### EXERCISE DESCRIPTION
In the data below, find every line with the string "tribe" and pull it out.

### LISTED ENTRIES
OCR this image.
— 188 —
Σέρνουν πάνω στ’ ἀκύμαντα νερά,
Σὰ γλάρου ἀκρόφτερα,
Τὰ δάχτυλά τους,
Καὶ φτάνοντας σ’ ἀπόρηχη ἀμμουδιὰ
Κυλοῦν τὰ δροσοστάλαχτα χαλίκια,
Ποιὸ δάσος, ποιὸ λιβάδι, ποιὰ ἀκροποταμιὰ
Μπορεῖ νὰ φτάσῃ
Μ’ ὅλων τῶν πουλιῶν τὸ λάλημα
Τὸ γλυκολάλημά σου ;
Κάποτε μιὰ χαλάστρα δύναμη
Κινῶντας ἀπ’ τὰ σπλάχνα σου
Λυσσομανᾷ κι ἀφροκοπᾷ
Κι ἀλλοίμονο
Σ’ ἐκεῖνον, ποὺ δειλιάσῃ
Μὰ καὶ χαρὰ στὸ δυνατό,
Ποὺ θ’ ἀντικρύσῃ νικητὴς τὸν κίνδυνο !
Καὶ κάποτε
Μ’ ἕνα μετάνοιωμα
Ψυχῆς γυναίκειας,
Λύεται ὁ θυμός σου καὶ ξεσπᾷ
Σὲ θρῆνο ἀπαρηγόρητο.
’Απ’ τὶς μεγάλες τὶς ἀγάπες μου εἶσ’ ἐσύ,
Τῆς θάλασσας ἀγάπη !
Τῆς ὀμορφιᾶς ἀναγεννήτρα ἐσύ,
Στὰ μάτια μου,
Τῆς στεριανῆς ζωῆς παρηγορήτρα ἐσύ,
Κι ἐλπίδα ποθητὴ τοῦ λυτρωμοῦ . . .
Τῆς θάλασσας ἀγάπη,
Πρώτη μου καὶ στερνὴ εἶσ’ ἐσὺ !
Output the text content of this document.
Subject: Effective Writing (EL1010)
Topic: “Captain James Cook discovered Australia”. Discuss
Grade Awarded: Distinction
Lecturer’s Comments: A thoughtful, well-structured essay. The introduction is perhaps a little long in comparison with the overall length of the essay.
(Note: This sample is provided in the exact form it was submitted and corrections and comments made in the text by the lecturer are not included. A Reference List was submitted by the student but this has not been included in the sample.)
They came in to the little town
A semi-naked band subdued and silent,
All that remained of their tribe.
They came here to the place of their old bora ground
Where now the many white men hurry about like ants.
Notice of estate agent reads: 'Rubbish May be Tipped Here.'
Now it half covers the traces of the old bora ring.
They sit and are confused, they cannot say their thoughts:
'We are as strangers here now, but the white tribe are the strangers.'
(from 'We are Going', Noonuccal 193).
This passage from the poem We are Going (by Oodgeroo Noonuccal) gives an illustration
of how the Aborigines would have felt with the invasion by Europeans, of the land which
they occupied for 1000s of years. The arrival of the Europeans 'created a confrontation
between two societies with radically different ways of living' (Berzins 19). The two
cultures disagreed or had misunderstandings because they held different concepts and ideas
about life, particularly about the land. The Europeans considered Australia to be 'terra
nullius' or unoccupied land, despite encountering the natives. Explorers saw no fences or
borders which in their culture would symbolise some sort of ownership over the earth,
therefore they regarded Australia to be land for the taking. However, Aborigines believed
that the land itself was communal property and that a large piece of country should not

### FULL RESPONSE
All that remained of their tribe.
'We are as strangers here now, but the white tribe are the strangers.'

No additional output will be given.